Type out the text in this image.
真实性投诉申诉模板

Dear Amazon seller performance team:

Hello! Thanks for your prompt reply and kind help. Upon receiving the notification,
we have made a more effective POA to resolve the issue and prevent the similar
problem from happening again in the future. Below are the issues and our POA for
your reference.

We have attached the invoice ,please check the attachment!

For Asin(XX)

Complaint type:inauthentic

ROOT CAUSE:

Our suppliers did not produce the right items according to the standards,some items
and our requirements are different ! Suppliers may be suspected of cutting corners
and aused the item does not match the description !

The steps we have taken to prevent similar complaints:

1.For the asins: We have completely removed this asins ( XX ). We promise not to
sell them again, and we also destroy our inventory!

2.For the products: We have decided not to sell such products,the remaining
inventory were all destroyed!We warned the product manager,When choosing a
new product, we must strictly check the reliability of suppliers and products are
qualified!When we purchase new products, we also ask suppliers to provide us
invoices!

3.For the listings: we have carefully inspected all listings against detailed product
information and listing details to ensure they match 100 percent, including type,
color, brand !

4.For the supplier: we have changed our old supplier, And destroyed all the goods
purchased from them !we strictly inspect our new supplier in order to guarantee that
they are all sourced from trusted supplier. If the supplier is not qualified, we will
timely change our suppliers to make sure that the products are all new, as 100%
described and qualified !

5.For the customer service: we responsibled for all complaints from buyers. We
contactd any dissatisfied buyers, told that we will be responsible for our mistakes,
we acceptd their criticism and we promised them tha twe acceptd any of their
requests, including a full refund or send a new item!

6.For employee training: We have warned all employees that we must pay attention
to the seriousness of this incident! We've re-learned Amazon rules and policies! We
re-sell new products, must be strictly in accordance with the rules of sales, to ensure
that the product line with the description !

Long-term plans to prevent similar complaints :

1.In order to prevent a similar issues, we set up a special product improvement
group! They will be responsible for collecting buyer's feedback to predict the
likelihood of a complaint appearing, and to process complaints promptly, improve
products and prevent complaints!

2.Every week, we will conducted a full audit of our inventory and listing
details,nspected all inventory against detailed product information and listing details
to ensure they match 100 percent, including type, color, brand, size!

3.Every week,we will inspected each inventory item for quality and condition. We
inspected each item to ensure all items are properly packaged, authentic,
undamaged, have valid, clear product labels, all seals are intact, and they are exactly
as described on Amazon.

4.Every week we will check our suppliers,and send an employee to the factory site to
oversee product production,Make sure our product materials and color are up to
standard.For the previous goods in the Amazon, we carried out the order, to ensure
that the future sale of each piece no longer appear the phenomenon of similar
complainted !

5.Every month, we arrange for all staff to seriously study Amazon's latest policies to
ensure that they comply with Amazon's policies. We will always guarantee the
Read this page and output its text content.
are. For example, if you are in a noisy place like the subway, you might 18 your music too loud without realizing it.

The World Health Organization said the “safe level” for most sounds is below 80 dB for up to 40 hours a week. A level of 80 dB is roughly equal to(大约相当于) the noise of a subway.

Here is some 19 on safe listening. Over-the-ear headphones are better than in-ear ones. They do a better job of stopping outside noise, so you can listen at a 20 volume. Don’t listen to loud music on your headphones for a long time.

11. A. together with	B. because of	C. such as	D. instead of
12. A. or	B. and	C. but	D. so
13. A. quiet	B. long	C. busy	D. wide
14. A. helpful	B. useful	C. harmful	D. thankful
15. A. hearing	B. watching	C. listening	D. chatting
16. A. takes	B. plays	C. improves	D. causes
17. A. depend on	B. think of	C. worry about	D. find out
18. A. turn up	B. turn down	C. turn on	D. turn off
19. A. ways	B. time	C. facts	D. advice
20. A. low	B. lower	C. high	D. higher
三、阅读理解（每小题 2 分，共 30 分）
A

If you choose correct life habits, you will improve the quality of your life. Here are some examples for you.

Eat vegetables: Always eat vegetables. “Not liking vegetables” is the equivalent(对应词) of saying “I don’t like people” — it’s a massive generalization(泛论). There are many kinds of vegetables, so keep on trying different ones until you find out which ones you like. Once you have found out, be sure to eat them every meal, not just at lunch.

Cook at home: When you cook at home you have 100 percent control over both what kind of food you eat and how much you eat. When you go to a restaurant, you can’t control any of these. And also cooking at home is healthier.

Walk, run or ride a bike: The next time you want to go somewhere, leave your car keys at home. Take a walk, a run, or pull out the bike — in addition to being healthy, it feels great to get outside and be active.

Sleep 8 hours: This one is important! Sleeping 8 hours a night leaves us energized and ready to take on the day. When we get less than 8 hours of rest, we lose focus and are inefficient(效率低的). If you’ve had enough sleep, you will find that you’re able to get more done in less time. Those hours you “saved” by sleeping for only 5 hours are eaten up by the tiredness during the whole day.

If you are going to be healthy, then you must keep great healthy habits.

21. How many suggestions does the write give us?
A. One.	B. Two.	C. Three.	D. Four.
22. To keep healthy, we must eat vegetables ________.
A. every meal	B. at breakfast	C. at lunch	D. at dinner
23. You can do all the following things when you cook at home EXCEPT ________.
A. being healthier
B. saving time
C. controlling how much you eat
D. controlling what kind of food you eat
----
_Task details:_
Using the entries above, return each line that includes the word "strictly".

_Exercise output:_
new product, we must strictly check the reliability of suppliers and products are
purchased from them !we strictly inspect our new supplier in order to guarantee that
re-sell new products, must be strictly in accordance with the rules of sales, to ensure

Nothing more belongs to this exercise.